* _本文抜粋_:
=====
地名度と集客力~有名と無名の間
増坊の腰痛だが、ようやく回復傾向にある。まだにぶく痛みはあるし、無理するとまた悪くなりそうな感じもするが、歩くにはほぼ元通りに、さほどかばうことなく普通に歩けるようになった。昔、西荻のソーセージ屋で働いていたときは、クビになってから一ヶ月間も寝たきりになってしまったことを思うと今回はごく軽かった。毎度お騒がせしました。
さて、家のことの報告もあるし、ラ・カーニャ以前のライブの報告も溜まっているが、まずは7月3日の隅田川フォークフェスに向けて思うことなどを今回は書こう。
ときどき思うことだが、売れるということも含めて、有名になるとはどういうことなのだろうか。
「有名」ということは文字を見る限り、名前があることであり、その対極は「無名」である。この場合の有とは、その名前が世に知られていると考えて間違いないだろう。つまり有名とは世間一般たくさんの人にその人の存在が知られているということに他ならない。
岡大介はこのところ新聞をはじめ様々なメディアで取上げられることが多いが、先日NHKラジオの全国ネット番組にゲストとして招かれて、約1時間その番組の中で男女のアナウンサーの質問に答え自らを語り、何曲かその場で歌った。彼と付き合いのある者として、その放送を聴きながらついにNHKに単独で出演かと感慨深くも思ったし、「次は紅白を目指します」と宣言している彼の発言に微笑を禁じえなかったが、直近のライブ情報として5月30日の西荻のみ亭でのライブを詳しく語っていたことにおやっと思った。
案じたのは、そんな風にラジオとはいえ全国ネットで宣伝告知してしまうと、いったいどれぐらいのお客があの狭い店に押し寄せて、果たして入りきれるのか、収拾がつくのだろうかとかなり心配になった。しかしその晩、そのライブに行った友人、仮にK・G特派員としておくが、彼からのメールからだと、その日は宣伝したのでかなり込み合うだろうと増坊が言ったから早めに行ったものの、何のことはなくいつもと変わらず、ぼちぼち客は集まり、しばらくして通常どおりに満席になったとのことで、早く行って損したとのことだった。それを知って正直意外であった。てっきりラジオを聴いたいちげんさんの客がかなり来て少なくとも通常の倍ぐらいの入りになるだろうと思っていたからだ。何故なのだろう。
そのことを考え続けて答えは出ないが、おもったことを書くと、やはり全国ネットだとしてもラジオを聴く人たちは、偶然そのラジオに岡大介が出てそれを聴いたからといってすぐに彼のライブに足を運ばないということだ、つまりラジオのリスナーとライブに通う音楽ファンとはまた別な人種であり、そのときは多少の関心と好奇心を抱いたとしてもそれが直截のアクションへとなかなか結びつかないのかと思った。それは岡君にそれだけの魅力、集客力がないということではなく、おそらく誰であっても似たようなものだと思える。
=====
* _課題の要件_:
**A.** 本文抜粋によれば、岡大介はNHKラジオの番組で、直近のライブとしていつどこでのライブを詳しく語りましたか？
**B.** K・G特派員からのメールの内容を、筆者が「意外」だと感じたのはなぜですか？本文抜粋に書かれている理由を挙げ、1〜3文で説明してください。
**C.** 本文抜粋から、「岡大介はこのところ新聞をはじ」で始まり「ていたことにおやっと思った。」で終わる部分を引用してください。

* _保存された行_:
=====
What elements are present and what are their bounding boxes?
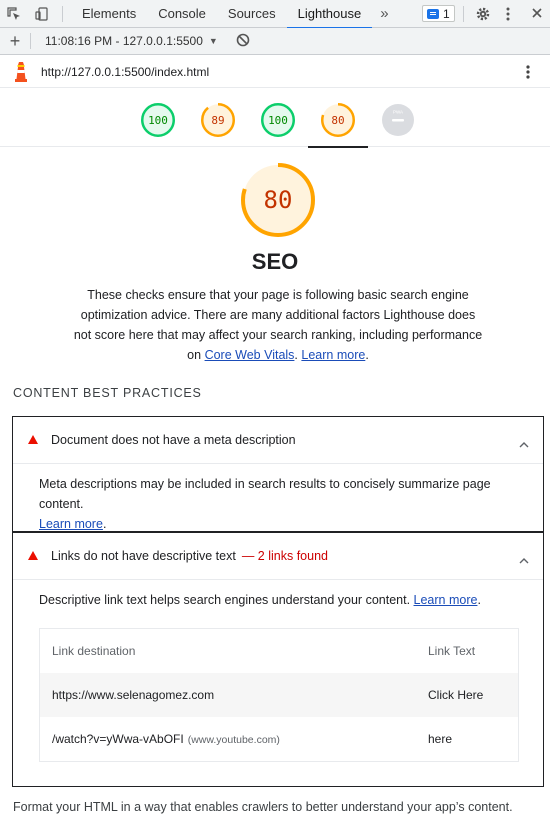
score-gauge-seo[interactable]: 80 xyxy=(321,103,355,137)
report-url-bar: http://127.0.0.1:5500/index.html xyxy=(0,56,550,88)
audit-title: Links do not have descriptive text — 2 li… xyxy=(51,549,328,563)
audit-description: Meta descriptions may be included in sea… xyxy=(13,464,543,534)
clear-all-icon[interactable] xyxy=(236,33,250,50)
devtools-tabbar: Elements Console Sources Lighthouse » 1 xyxy=(0,0,550,29)
audit-description-text: . xyxy=(102,517,107,531)
issues-icon xyxy=(427,8,439,19)
score-gauge-accessibility[interactable]: 89 xyxy=(201,103,235,137)
chevron-up-icon[interactable] xyxy=(519,435,529,453)
pwa-badge-label: PWA xyxy=(393,110,403,115)
report-url-link[interactable]: http://127.0.0.1:5500/index.html xyxy=(41,65,209,79)
close-devtools-icon[interactable] xyxy=(530,6,544,25)
report-tools-kebab-icon[interactable] xyxy=(526,64,530,85)
lighthouse-toolbar: + 11:08:16 PM - 127.0.0.1:5500 ▼ xyxy=(0,28,550,55)
description-line: These checks ensure that your page is fo… xyxy=(87,288,469,302)
score-gauges-row: 100 89 100 80 PWA xyxy=(0,89,550,148)
table-header: Link destination Link Text xyxy=(40,629,518,673)
audit-description-text: Meta descriptions may be included in sea… xyxy=(39,477,491,511)
toolbar-divider xyxy=(30,33,31,49)
issues-counter-button[interactable]: 1 xyxy=(422,5,455,22)
report-selector-label: 11:08:16 PM - 127.0.0.1:5500 xyxy=(45,34,203,48)
chevron-down-icon: ▼ xyxy=(208,36,218,46)
active-category-indicator xyxy=(308,146,368,148)
audit-display-value: — 2 links found xyxy=(241,549,328,563)
audit-meta-description: Document does not have a meta descriptio… xyxy=(12,416,544,532)
settings-gear-icon[interactable] xyxy=(475,6,491,27)
learn-more-link[interactable]: Learn more xyxy=(301,348,365,362)
report-selector[interactable]: 11:08:16 PM - 127.0.0.1:5500 ▼ xyxy=(45,34,218,48)
tab-lighthouse[interactable]: Lighthouse xyxy=(286,0,373,29)
description-line: optimization advice. There are many addi… xyxy=(80,308,476,322)
audit-description: Descriptive link text helps search engin… xyxy=(13,580,543,610)
table-row: https://www.selenagomez.com Click Here xyxy=(40,673,518,717)
audit-description-text: . xyxy=(477,593,481,607)
column-header: Link Text xyxy=(428,644,476,658)
tab-elements[interactable]: Elements xyxy=(71,0,147,28)
link-destination-url: https://www.selenagomez.com xyxy=(52,688,215,702)
table-row: /watch?v=yWwa-vAbOFI (www.youtube.com) he… xyxy=(40,717,518,761)
description-text: . xyxy=(294,348,298,362)
toolbar-divider xyxy=(463,6,464,22)
chevron-up-icon[interactable] xyxy=(519,551,529,569)
details-table: Link destination Link Text https://www.s… xyxy=(39,628,519,762)
score-value: 80 xyxy=(331,113,345,127)
score-value: 89 xyxy=(211,113,225,127)
core-web-vitals-link[interactable]: Core Web Vitals xyxy=(205,348,295,362)
fail-triangle-icon xyxy=(28,551,38,560)
description-text: on xyxy=(187,348,205,362)
description-line: not score here that may affect your sear… xyxy=(73,328,483,342)
category-title: SEO xyxy=(251,249,299,274)
issues-count: 1 xyxy=(443,6,450,21)
column-header: Link destination xyxy=(52,644,136,658)
learn-more-link[interactable]: Learn more xyxy=(39,517,103,531)
fail-triangle-icon xyxy=(28,435,38,444)
new-report-button[interactable]: + xyxy=(0,31,30,52)
link-host: (www.youtube.com) xyxy=(187,734,280,746)
audit-header[interactable]: Links do not have descriptive text — 2 li… xyxy=(13,533,543,579)
seo-score-gauge: 80 xyxy=(241,163,315,237)
link-destination[interactable]: https://www.selenagomez.com xyxy=(52,688,214,702)
link-text-value: Click Here xyxy=(428,688,484,702)
customize-devtools-kebab-icon[interactable] xyxy=(506,6,510,27)
category-description: These checks ensure that your page is fo… xyxy=(70,285,486,365)
score-gauge-performance[interactable]: 100 xyxy=(141,103,175,137)
audit-description-text: Descriptive link text helps search engin… xyxy=(39,593,414,607)
description-line: on Core Web Vitals. Learn more. xyxy=(70,345,486,365)
link-text-value: here xyxy=(428,732,453,746)
lighthouse-logo-icon xyxy=(13,62,29,87)
audit-title-text: Links do not have descriptive text xyxy=(51,549,236,563)
audit-header[interactable]: Document does not have a meta descriptio… xyxy=(13,417,543,463)
link-destination[interactable]: /watch?v=yWwa-vAbOFI (www.youtube.com) xyxy=(52,732,280,746)
learn-more-link[interactable]: Learn more xyxy=(414,593,478,607)
audit-group-title: CONTENT BEST PRACTICES xyxy=(13,386,202,400)
score-value: 100 xyxy=(268,113,288,127)
audit-link-text: Links do not have descriptive text — 2 li… xyxy=(12,532,544,787)
device-toolbar-icon[interactable] xyxy=(28,0,56,28)
pwa-badge-icon: PWA xyxy=(382,104,414,136)
tab-console[interactable]: Console xyxy=(147,0,217,28)
toolbar-divider xyxy=(62,5,63,22)
inspect-element-icon[interactable] xyxy=(0,0,28,28)
audit-group-description: Format your HTML in a way that enables c… xyxy=(13,800,513,814)
score-value: 100 xyxy=(148,113,168,127)
more-tabs-button[interactable]: » xyxy=(372,5,396,22)
audit-title: Document does not have a meta descriptio… xyxy=(51,433,296,447)
link-destination-url: /watch?v=yWwa-vAbOFI xyxy=(52,732,184,746)
score-gauge-best-practices[interactable]: 100 xyxy=(261,103,295,137)
description-text: . xyxy=(365,348,369,362)
tab-sources[interactable]: Sources xyxy=(217,0,287,28)
seo-score-value: 80 xyxy=(263,186,293,214)
score-gauge-pwa[interactable]: PWA xyxy=(381,103,415,137)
=====
* _課題の解答_:
**A.** 5月30日の西荻のみ亭でのライブです。

**B.** 筆者は、ラジオを聴いたいちげんさんの客がかなり来て、少なくとも通常の倍ぐらいの入りになると思い込んでいました。ところが実際の客の集まり方はいつもと変わらず、しばらくして通常どおりに満席になっただけだったからです。

**C.**
岡大介はこのところ新聞をはじめ様々なメディアで取上げられることが多いが、先日NHKラジオの全国ネット番組にゲストとして招かれて、約1時間その番組の中で男女のアナウンサーの質問に答え自らを語り、何曲かその場で歌った。彼と付き合いのある者として、その放送を聴きながらついにNHKに単独で出演かと感慨深くも思ったし、「次は紅白を目指します」と宣言している彼の発言に微笑を禁じえなかったが、直近のライブ情報として5月30日の西荻のみ亭でのライブを詳しく語っていたことにおやっと思った。